= Input material =
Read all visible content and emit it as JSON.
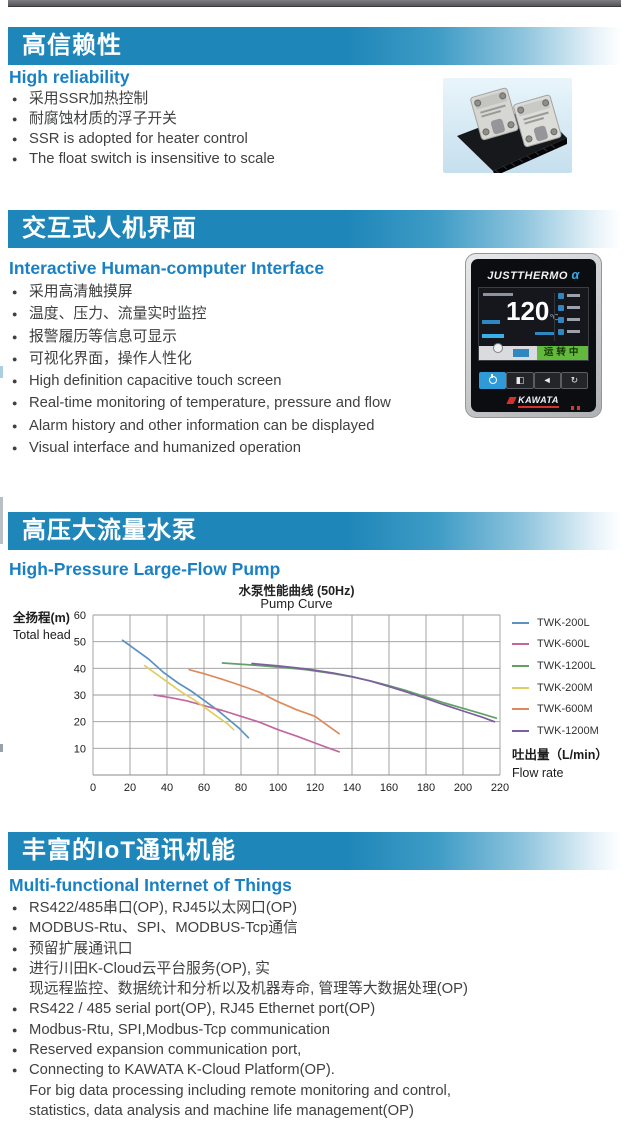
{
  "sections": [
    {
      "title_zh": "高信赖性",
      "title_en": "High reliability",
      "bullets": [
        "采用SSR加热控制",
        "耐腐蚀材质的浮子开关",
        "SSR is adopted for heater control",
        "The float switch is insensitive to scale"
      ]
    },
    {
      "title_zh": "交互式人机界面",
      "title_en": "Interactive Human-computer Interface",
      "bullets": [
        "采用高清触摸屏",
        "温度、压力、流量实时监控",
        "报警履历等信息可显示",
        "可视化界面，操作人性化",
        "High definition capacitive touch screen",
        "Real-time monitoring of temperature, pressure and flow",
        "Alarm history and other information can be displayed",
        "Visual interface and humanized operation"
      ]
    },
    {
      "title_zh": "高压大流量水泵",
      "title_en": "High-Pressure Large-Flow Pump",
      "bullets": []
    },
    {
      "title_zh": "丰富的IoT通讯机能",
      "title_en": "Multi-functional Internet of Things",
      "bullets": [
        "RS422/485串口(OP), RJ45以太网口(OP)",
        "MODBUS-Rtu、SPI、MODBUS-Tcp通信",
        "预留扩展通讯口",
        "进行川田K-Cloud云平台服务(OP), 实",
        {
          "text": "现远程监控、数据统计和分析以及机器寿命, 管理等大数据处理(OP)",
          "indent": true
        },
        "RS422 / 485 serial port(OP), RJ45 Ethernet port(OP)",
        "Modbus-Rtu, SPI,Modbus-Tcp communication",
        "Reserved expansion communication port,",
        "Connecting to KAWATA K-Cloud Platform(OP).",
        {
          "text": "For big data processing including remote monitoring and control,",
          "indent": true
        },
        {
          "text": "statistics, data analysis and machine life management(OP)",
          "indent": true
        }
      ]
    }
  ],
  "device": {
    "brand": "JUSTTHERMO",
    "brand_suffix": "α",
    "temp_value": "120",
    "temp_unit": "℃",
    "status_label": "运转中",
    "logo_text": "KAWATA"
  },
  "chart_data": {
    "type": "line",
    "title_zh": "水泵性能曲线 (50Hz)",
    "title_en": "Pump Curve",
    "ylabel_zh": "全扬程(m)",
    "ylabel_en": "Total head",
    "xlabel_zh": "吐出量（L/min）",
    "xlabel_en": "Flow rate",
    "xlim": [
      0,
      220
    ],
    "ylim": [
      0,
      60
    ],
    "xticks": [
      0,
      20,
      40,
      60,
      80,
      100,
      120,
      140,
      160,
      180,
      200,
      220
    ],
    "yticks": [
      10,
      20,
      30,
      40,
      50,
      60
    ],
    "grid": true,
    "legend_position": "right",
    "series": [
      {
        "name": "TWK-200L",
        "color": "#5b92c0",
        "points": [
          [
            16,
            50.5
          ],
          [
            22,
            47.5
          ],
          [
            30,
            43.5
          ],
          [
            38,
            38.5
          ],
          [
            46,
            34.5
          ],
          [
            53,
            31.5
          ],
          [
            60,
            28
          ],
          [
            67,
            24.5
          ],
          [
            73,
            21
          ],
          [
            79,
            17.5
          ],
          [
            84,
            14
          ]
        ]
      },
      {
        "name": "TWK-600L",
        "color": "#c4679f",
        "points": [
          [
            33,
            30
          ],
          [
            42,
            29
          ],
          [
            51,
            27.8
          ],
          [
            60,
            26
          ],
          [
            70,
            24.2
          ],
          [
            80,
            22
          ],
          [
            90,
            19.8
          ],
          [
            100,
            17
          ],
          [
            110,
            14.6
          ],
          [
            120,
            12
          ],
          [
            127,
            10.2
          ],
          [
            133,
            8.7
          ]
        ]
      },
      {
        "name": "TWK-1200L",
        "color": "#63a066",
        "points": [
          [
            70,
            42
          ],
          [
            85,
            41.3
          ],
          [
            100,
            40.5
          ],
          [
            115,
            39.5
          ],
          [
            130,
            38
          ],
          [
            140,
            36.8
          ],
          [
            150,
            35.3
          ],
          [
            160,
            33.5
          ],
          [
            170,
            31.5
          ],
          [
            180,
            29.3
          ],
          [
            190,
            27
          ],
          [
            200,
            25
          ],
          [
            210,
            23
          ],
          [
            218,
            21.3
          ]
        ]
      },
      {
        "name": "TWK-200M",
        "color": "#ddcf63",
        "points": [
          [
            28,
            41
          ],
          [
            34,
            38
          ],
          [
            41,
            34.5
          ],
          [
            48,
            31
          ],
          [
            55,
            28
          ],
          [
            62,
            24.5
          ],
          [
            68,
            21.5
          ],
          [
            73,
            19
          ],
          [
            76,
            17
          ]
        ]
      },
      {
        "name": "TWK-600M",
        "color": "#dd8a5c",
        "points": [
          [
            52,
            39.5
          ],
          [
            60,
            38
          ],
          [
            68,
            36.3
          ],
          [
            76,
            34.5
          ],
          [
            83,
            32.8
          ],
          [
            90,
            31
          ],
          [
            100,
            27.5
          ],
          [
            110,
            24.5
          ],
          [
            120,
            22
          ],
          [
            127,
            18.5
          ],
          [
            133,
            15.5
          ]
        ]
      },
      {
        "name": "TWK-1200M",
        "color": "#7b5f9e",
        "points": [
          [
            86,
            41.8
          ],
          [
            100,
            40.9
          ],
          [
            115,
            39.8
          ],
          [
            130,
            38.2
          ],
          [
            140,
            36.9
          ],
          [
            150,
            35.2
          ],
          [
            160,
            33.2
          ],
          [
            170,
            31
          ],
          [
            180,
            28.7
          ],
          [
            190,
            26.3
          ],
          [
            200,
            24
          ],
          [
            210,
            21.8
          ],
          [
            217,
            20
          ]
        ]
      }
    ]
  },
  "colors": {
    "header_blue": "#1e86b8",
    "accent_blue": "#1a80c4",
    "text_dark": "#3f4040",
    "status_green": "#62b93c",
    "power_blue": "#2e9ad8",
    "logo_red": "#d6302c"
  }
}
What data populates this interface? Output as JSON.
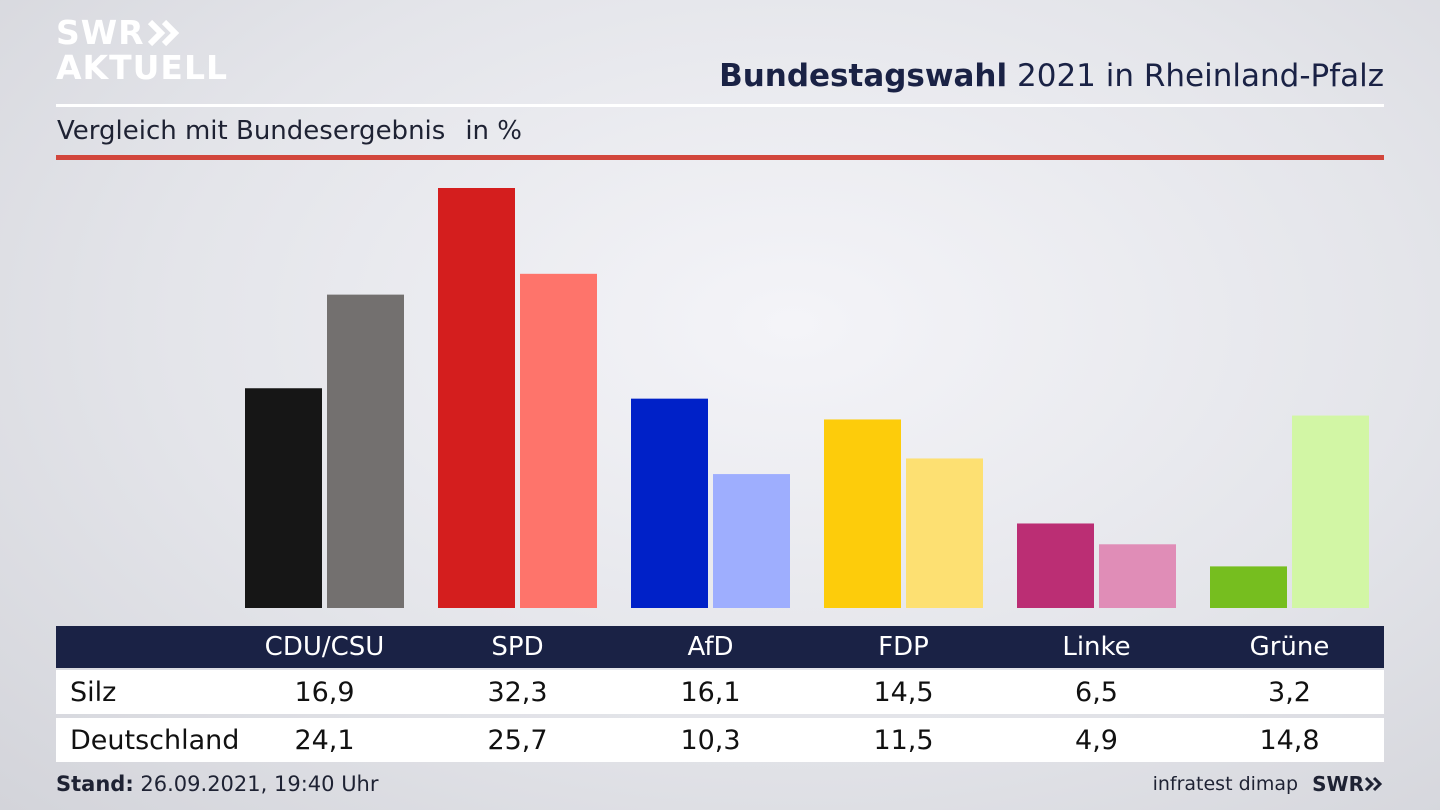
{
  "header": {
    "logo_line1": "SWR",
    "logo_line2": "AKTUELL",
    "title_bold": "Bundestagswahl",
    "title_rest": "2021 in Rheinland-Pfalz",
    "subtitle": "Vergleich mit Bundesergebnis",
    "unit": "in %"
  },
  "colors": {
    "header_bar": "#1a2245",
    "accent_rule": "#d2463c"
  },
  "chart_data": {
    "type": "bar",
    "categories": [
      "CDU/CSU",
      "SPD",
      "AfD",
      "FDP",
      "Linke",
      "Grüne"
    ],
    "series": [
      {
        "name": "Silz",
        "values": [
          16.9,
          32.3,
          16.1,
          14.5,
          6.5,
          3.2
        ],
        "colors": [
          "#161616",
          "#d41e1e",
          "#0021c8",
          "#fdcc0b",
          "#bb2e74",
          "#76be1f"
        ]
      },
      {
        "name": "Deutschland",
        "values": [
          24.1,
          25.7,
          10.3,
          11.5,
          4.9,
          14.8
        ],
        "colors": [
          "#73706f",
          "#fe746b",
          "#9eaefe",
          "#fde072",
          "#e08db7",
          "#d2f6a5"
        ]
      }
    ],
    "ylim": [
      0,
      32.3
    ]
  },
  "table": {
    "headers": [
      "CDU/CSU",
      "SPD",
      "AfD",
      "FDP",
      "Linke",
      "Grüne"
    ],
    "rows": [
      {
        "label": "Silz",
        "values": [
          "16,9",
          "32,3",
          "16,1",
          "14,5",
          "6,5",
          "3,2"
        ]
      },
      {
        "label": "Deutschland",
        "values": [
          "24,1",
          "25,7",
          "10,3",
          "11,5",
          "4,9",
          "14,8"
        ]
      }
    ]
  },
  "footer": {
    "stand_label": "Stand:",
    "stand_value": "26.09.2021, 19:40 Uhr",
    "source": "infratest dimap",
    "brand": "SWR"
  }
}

= Task prompt =
Transcribe the material exactly, keeping every word and none of the pictures.

= Answer below =
Read all visible content and emit it as JSON.
{
  "sections": [
    {
      "title_zh": "高信赖性",
      "title_en": "High reliability",
      "bullets": [
        "采用SSR加热控制",
        "耐腐蚀材质的浮子开关",
        "SSR is adopted for heater control",
        "The float switch is insensitive to scale"
      ]
    },
    {
      "title_zh": "交互式人机界面",
      "title_en": "Interactive Human-computer Interface",
      "bullets": [
        "采用高清触摸屏",
        "温度、压力、流量实时监控",
        "报警履历等信息可显示",
        "可视化界面，操作人性化",
        "High definition capacitive touch screen",
        "Real-time monitoring of temperature, pressure and flow",
        "Alarm history and other information can be displayed",
        "Visual interface and humanized operation"
      ]
    },
    {
      "title_zh": "高压大流量水泵",
      "title_en": "High-Pressure Large-Flow Pump",
      "bullets": []
    },
    {
      "title_zh": "丰富的IoT通讯机能",
      "title_en": "Multi-functional Internet of Things",
      "bullets": [
        "RS422/485串口(OP), RJ45以太网口(OP)",
        "MODBUS-Rtu、SPI、MODBUS-Tcp通信",
        "预留扩展通讯口",
        "进行川田K-Cloud云平台服务(OP), 实",
        {
          "text": "现远程监控、数据统计和分析以及机器寿命, 管理等大数据处理(OP)",
          "indent": true
        },
        "RS422 / 485 serial port(OP), RJ45 Ethernet port(OP)",
        "Modbus-Rtu, SPI,Modbus-Tcp communication",
        "Reserved expansion communication port,",
        "Connecting to KAWATA K-Cloud Platform(OP).",
        {
          "text": "For big data processing including remote monitoring and control,",
          "indent": true
        },
        {
          "text": "statistics, data analysis and machine life management(OP)",
          "indent": true
        }
      ]
    }
  ],
  "device": {
    "brand": "JUSTTHERMO",
    "brand_suffix": "α",
    "temp_value": "120",
    "temp_unit": "℃",
    "status_label": "运转中",
    "logo_text": "KAWATA"
  },
  "chart_data": {
    "type": "line",
    "title_zh": "水泵性能曲线 (50Hz)",
    "title_en": "Pump Curve",
    "ylabel_zh": "全扬程(m)",
    "ylabel_en": "Total head",
    "xlabel_zh": "吐出量（L/min）",
    "xlabel_en": "Flow rate",
    "xlim": [
      0,
      220
    ],
    "ylim": [
      0,
      60
    ],
    "xticks": [
      0,
      20,
      40,
      60,
      80,
      100,
      120,
      140,
      160,
      180,
      200,
      220
    ],
    "yticks": [
      10,
      20,
      30,
      40,
      50,
      60
    ],
    "grid": true,
    "legend_position": "right",
    "series": [
      {
        "name": "TWK-200L",
        "color": "#5b92c0",
        "points": [
          [
            16,
            50.5
          ],
          [
            22,
            47.5
          ],
          [
            30,
            43.5
          ],
          [
            38,
            38.5
          ],
          [
            46,
            34.5
          ],
          [
            53,
            31.5
          ],
          [
            60,
            28
          ],
          [
            67,
            24.5
          ],
          [
            73,
            21
          ],
          [
            79,
            17.5
          ],
          [
            84,
            14
          ]
        ]
      },
      {
        "name": "TWK-600L",
        "color": "#c4679f",
        "points": [
          [
            33,
            30
          ],
          [
            42,
            29
          ],
          [
            51,
            27.8
          ],
          [
            60,
            26
          ],
          [
            70,
            24.2
          ],
          [
            80,
            22
          ],
          [
            90,
            19.8
          ],
          [
            100,
            17
          ],
          [
            110,
            14.6
          ],
          [
            120,
            12
          ],
          [
            127,
            10.2
          ],
          [
            133,
            8.7
          ]
        ]
      },
      {
        "name": "TWK-1200L",
        "color": "#63a066",
        "points": [
          [
            70,
            42
          ],
          [
            85,
            41.3
          ],
          [
            100,
            40.5
          ],
          [
            115,
            39.5
          ],
          [
            130,
            38
          ],
          [
            140,
            36.8
          ],
          [
            150,
            35.3
          ],
          [
            160,
            33.5
          ],
          [
            170,
            31.5
          ],
          [
            180,
            29.3
          ],
          [
            190,
            27
          ],
          [
            200,
            25
          ],
          [
            210,
            23
          ],
          [
            218,
            21.3
          ]
        ]
      },
      {
        "name": "TWK-200M",
        "color": "#ddcf63",
        "points": [
          [
            28,
            41
          ],
          [
            34,
            38
          ],
          [
            41,
            34.5
          ],
          [
            48,
            31
          ],
          [
            55,
            28
          ],
          [
            62,
            24.5
          ],
          [
            68,
            21.5
          ],
          [
            73,
            19
          ],
          [
            76,
            17
          ]
        ]
      },
      {
        "name": "TWK-600M",
        "color": "#dd8a5c",
        "points": [
          [
            52,
            39.5
          ],
          [
            60,
            38
          ],
          [
            68,
            36.3
          ],
          [
            76,
            34.5
          ],
          [
            83,
            32.8
          ],
          [
            90,
            31
          ],
          [
            100,
            27.5
          ],
          [
            110,
            24.5
          ],
          [
            120,
            22
          ],
          [
            127,
            18.5
          ],
          [
            133,
            15.5
          ]
        ]
      },
      {
        "name": "TWK-1200M",
        "color": "#7b5f9e",
        "points": [
          [
            86,
            41.8
          ],
          [
            100,
            40.9
          ],
          [
            115,
            39.8
          ],
          [
            130,
            38.2
          ],
          [
            140,
            36.9
          ],
          [
            150,
            35.2
          ],
          [
            160,
            33.2
          ],
          [
            170,
            31
          ],
          [
            180,
            28.7
          ],
          [
            190,
            26.3
          ],
          [
            200,
            24
          ],
          [
            210,
            21.8
          ],
          [
            217,
            20
          ]
        ]
      }
    ]
  },
  "colors": {
    "header_blue": "#1e86b8",
    "accent_blue": "#1a80c4",
    "text_dark": "#3f4040",
    "status_green": "#62b93c",
    "power_blue": "#2e9ad8",
    "logo_red": "#d6302c"
  }
}
What data populates this interface? Output as JSON.
{
  "header": {
    "logo_line1": "SWR",
    "logo_line2": "AKTUELL",
    "title_bold": "Bundestagswahl",
    "title_rest": "2021 in Rheinland-Pfalz",
    "subtitle": "Vergleich mit Bundesergebnis",
    "unit": "in %"
  },
  "colors": {
    "header_bar": "#1a2245",
    "accent_rule": "#d2463c"
  },
  "chart_data": {
    "type": "bar",
    "categories": [
      "CDU/CSU",
      "SPD",
      "AfD",
      "FDP",
      "Linke",
      "Grüne"
    ],
    "series": [
      {
        "name": "Silz",
        "values": [
          16.9,
          32.3,
          16.1,
          14.5,
          6.5,
          3.2
        ],
        "colors": [
          "#161616",
          "#d41e1e",
          "#0021c8",
          "#fdcc0b",
          "#bb2e74",
          "#76be1f"
        ]
      },
      {
        "name": "Deutschland",
        "values": [
          24.1,
          25.7,
          10.3,
          11.5,
          4.9,
          14.8
        ],
        "colors": [
          "#73706f",
          "#fe746b",
          "#9eaefe",
          "#fde072",
          "#e08db7",
          "#d2f6a5"
        ]
      }
    ],
    "ylim": [
      0,
      32.3
    ]
  },
  "table": {
    "headers": [
      "CDU/CSU",
      "SPD",
      "AfD",
      "FDP",
      "Linke",
      "Grüne"
    ],
    "rows": [
      {
        "label": "Silz",
        "values": [
          "16,9",
          "32,3",
          "16,1",
          "14,5",
          "6,5",
          "3,2"
        ]
      },
      {
        "label": "Deutschland",
        "values": [
          "24,1",
          "25,7",
          "10,3",
          "11,5",
          "4,9",
          "14,8"
        ]
      }
    ]
  },
  "footer": {
    "stand_label": "Stand:",
    "stand_value": "26.09.2021, 19:40 Uhr",
    "source": "infratest dimap",
    "brand": "SWR"
  }
}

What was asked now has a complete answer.